* What to work on *
Print all the records exactly, please.

* Source records *
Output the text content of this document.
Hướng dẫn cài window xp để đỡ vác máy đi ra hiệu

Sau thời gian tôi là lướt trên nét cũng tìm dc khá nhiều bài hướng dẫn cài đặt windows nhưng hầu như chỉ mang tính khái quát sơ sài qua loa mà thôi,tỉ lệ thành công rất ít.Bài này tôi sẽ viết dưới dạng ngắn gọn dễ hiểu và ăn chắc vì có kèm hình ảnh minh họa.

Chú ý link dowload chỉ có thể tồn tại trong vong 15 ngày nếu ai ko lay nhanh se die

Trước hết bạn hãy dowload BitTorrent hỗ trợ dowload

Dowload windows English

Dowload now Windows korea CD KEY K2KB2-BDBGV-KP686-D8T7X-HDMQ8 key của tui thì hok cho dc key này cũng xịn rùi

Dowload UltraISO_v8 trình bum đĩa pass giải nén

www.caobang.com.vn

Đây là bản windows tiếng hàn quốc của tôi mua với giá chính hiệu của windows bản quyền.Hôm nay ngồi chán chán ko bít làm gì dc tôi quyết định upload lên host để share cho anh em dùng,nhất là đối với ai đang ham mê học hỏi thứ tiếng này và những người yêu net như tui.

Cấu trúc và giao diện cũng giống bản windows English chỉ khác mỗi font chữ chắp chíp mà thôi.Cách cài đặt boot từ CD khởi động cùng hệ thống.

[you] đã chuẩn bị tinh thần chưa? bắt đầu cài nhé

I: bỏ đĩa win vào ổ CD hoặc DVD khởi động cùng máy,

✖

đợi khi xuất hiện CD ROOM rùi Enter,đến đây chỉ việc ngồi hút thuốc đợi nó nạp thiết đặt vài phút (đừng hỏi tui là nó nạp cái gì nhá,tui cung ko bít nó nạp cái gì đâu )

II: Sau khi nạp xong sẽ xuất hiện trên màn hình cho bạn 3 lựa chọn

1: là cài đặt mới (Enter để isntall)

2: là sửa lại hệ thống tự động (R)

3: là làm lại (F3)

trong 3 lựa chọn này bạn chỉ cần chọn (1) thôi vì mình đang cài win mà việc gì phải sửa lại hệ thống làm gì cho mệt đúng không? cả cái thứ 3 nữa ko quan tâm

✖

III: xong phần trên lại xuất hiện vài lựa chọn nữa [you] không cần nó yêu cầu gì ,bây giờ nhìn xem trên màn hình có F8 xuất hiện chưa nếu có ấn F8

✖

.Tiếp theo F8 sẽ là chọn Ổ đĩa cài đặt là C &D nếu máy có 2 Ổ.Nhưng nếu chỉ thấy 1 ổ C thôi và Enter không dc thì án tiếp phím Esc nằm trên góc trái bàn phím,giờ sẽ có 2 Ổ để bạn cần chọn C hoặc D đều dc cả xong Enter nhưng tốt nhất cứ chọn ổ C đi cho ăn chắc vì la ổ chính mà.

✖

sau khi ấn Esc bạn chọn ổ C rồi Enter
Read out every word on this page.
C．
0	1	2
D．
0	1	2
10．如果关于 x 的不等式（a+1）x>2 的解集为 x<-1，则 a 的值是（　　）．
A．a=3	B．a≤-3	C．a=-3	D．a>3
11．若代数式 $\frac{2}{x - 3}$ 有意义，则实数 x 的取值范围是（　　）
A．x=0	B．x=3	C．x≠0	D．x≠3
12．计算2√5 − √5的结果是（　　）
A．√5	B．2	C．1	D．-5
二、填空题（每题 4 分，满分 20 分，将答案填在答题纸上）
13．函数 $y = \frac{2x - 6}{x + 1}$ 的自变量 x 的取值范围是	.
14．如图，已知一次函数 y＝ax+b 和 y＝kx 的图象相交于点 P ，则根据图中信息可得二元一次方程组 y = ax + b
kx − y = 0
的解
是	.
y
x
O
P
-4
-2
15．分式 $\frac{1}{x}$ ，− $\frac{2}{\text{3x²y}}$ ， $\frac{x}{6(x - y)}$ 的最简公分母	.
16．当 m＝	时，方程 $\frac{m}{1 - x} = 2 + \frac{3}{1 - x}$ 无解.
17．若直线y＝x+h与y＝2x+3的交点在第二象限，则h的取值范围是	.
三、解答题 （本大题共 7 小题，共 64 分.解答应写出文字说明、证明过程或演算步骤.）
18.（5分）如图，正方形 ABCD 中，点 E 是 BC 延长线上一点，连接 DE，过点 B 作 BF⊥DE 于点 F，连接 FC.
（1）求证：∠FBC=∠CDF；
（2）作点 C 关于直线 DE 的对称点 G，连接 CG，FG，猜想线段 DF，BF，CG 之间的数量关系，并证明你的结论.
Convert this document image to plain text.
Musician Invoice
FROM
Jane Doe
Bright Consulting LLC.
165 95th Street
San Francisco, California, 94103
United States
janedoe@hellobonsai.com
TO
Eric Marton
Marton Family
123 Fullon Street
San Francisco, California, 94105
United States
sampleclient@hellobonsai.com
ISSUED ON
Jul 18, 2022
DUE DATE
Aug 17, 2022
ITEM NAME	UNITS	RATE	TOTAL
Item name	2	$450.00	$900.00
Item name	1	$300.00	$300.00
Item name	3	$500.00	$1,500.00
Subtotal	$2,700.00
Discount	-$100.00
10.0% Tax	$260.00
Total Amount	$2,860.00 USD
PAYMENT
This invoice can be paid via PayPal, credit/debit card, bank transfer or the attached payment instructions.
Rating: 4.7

* Final result *
Output the text content of this document.
Hướng dẫn cài window xp để đỡ vác máy đi ra hiệu

Sau thời gian tôi là lướt trên nét cũng tìm dc khá nhiều bài hướng dẫn cài đặt windows nhưng hầu như chỉ mang tính khái quát sơ sài qua loa mà thôi,tỉ lệ thành công rất ít.Bài này tôi sẽ viết dưới dạng ngắn gọn dễ hiểu và ăn chắc vì có kèm hình ảnh minh họa.

Chú ý link dowload chỉ có thể tồn tại trong vong 15 ngày nếu ai ko lay nhanh se die

Trước hết bạn hãy dowload BitTorrent hỗ trợ dowload

Dowload windows English

Dowload now Windows korea CD KEY K2KB2-BDBGV-KP686-D8T7X-HDMQ8 key của tui thì hok cho dc key này cũng xịn rùi

Dowload UltraISO_v8 trình bum đĩa pass giải nén

www.caobang.com.vn

Đây là bản windows tiếng hàn quốc của tôi mua với giá chính hiệu của windows bản quyền.Hôm nay ngồi chán chán ko bít làm gì dc tôi quyết định upload lên host để share cho anh em dùng,nhất là đối với ai đang ham mê học hỏi thứ tiếng này và những người yêu net như tui.

Cấu trúc và giao diện cũng giống bản windows English chỉ khác mỗi font chữ chắp chíp mà thôi.Cách cài đặt boot từ CD khởi động cùng hệ thống.

[you] đã chuẩn bị tinh thần chưa? bắt đầu cài nhé

I: bỏ đĩa win vào ổ CD hoặc DVD khởi động cùng máy,

✖

đợi khi xuất hiện CD ROOM rùi Enter,đến đây chỉ việc ngồi hút thuốc đợi nó nạp thiết đặt vài phút (đừng hỏi tui là nó nạp cái gì nhá,tui cung ko bít nó nạp cái gì đâu )

II: Sau khi nạp xong sẽ xuất hiện trên màn hình cho bạn 3 lựa chọn

1: là cài đặt mới (Enter để isntall)

2: là sửa lại hệ thống tự động (R)

3: là làm lại (F3)

trong 3 lựa chọn này bạn chỉ cần chọn (1) thôi vì mình đang cài win mà việc gì phải sửa lại hệ thống làm gì cho mệt đúng không? cả cái thứ 3 nữa ko quan tâm

✖

III: xong phần trên lại xuất hiện vài lựa chọn nữa [you] không cần nó yêu cầu gì ,bây giờ nhìn xem trên màn hình có F8 xuất hiện chưa nếu có ấn F8

✖

.Tiếp theo F8 sẽ là chọn Ổ đĩa cài đặt là C &D nếu máy có 2 Ổ.Nhưng nếu chỉ thấy 1 ổ C thôi và Enter không dc thì án tiếp phím Esc nằm trên góc trái bàn phím,giờ sẽ có 2 Ổ để bạn cần chọn C hoặc D đều dc cả xong Enter nhưng tốt nhất cứ chọn ổ C đi cho ăn chắc vì la ổ chính mà.

✖

sau khi ấn Esc bạn chọn ổ C rồi Enter
Read out every word on this page.
C．
0	1	2
D．
0	1	2
10．如果关于 x 的不等式（a+1）x>2 的解集为 x<-1，则 a 的值是（　　）．
A．a=3	B．a≤-3	C．a=-3	D．a>3
11．若代数式 $\frac{2}{x - 3}$ 有意义，则实数 x 的取值范围是（　　）
A．x=0	B．x=3	C．x≠0	D．x≠3
12．计算2√5 − √5的结果是（　　）
A．√5	B．2	C．1	D．-5
二、填空题（每题 4 分，满分 20 分，将答案填在答题纸上）
13．函数 $y = \frac{2x - 6}{x + 1}$ 的自变量 x 的取值范围是	.
14．如图，已知一次函数 y＝ax+b 和 y＝kx 的图象相交于点 P ，则根据图中信息可得二元一次方程组 y = ax + b
kx − y = 0
的解
是	.
y
x
O
P
-4
-2
15．分式 $\frac{1}{x}$ ，− $\frac{2}{\text{3x²y}}$ ， $\frac{x}{6(x - y)}$ 的最简公分母	.
16．当 m＝	时，方程 $\frac{m}{1 - x} = 2 + \frac{3}{1 - x}$ 无解.
17．若直线y＝x+h与y＝2x+3的交点在第二象限，则h的取值范围是	.
三、解答题 （本大题共 7 小题，共 64 分.解答应写出文字说明、证明过程或演算步骤.）
18.（5分）如图，正方形 ABCD 中，点 E 是 BC 延长线上一点，连接 DE，过点 B 作 BF⊥DE 于点 F，连接 FC.
（1）求证：∠FBC=∠CDF；
（2）作点 C 关于直线 DE 的对称点 G，连接 CG，FG，猜想线段 DF，BF，CG 之间的数量关系，并证明你的结论.
Convert this document image to plain text.
Musician Invoice
FROM
Jane Doe
Bright Consulting LLC.
165 95th Street
San Francisco, California, 94103
United States
janedoe@hellobonsai.com
TO
Eric Marton
Marton Family
123 Fullon Street
San Francisco, California, 94105
United States
sampleclient@hellobonsai.com
ISSUED ON
Jul 18, 2022
DUE DATE
Aug 17, 2022
ITEM NAME	UNITS	RATE	TOTAL
Item name	2	$450.00	$900.00
Item name	1	$300.00	$300.00
Item name	3	$500.00	$1,500.00
Subtotal	$2,700.00
Discount	-$100.00
10.0% Tax	$260.00
Total Amount	$2,860.00 USD
PAYMENT
This invoice can be paid via PayPal, credit/debit card, bank transfer or the attached payment instructions.
Rating: 4.7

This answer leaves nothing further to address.